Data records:
▬▬▬▬▬▬▬▬▬▬

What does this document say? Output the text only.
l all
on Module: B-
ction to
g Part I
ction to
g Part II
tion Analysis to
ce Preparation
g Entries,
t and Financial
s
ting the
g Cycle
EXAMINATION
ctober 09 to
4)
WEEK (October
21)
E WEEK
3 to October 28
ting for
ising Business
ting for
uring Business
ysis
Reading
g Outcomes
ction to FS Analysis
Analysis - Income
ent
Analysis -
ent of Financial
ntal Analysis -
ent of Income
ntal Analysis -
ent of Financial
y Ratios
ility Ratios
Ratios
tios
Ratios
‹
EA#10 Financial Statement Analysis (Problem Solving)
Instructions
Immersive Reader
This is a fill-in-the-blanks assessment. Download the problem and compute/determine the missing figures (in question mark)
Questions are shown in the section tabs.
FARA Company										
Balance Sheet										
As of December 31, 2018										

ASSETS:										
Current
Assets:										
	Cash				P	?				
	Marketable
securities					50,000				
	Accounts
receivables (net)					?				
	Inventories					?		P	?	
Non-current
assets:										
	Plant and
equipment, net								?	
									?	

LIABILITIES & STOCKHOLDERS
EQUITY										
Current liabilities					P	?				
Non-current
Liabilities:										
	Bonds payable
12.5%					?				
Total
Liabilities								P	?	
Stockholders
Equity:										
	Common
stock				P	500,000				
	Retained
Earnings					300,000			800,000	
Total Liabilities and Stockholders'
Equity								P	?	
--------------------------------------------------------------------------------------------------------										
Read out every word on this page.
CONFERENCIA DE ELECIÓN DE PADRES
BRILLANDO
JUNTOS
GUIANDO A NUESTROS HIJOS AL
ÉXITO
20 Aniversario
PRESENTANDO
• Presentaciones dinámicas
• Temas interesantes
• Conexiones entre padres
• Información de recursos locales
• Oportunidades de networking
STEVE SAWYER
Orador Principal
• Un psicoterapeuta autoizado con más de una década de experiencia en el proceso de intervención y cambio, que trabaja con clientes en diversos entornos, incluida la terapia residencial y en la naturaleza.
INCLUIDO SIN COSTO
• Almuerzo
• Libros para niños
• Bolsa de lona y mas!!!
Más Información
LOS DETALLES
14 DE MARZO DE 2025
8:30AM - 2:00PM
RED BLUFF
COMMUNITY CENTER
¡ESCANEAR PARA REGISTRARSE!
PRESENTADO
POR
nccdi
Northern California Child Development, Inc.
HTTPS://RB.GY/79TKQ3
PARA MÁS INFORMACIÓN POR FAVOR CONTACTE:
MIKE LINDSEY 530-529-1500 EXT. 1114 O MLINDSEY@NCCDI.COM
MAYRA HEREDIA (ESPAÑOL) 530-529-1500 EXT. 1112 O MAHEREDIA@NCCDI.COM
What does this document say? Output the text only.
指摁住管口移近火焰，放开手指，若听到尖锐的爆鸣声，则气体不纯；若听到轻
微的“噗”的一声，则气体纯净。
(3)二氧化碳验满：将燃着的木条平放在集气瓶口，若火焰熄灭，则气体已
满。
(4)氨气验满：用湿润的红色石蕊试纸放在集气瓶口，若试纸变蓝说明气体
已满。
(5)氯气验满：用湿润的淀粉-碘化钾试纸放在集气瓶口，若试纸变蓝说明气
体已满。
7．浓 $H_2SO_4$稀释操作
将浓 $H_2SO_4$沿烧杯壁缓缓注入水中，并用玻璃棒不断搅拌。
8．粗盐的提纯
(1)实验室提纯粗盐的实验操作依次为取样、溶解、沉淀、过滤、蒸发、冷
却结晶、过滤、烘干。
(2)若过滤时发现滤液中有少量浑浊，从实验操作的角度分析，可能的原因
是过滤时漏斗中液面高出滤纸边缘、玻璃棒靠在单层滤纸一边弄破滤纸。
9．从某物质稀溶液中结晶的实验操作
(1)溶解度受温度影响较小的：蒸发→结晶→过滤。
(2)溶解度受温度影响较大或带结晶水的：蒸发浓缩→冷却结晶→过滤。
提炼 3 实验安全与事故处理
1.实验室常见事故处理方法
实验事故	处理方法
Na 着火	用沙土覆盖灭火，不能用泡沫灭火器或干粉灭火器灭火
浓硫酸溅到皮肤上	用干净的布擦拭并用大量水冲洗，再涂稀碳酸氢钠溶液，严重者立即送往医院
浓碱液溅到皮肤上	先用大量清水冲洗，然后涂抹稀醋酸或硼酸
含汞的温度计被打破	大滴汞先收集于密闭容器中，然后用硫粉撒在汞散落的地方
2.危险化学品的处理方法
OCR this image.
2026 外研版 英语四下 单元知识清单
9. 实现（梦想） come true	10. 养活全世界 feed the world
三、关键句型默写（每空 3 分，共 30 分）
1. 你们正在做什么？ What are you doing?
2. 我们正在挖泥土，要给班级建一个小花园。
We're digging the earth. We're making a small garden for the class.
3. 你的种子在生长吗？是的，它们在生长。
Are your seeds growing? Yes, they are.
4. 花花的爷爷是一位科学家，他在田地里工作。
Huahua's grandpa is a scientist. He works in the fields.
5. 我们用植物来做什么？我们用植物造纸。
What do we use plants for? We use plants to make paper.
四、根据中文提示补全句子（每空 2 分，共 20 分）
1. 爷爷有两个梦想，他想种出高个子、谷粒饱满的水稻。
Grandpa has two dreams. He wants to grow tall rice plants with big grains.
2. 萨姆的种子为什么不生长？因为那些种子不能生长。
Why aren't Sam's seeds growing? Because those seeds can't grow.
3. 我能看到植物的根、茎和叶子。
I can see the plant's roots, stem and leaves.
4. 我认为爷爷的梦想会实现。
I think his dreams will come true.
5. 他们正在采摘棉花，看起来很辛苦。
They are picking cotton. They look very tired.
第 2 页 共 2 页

▬▬▬▬▬▬▬▬▬▬

Using the records above, gather all lines where the string "What" is present.

[Written answer]
What does this document say? Output the text only.
What does this document say? Output the text only.
1. 你们正在做什么？ What are you doing?
What do we use plants for? We use plants to make paper.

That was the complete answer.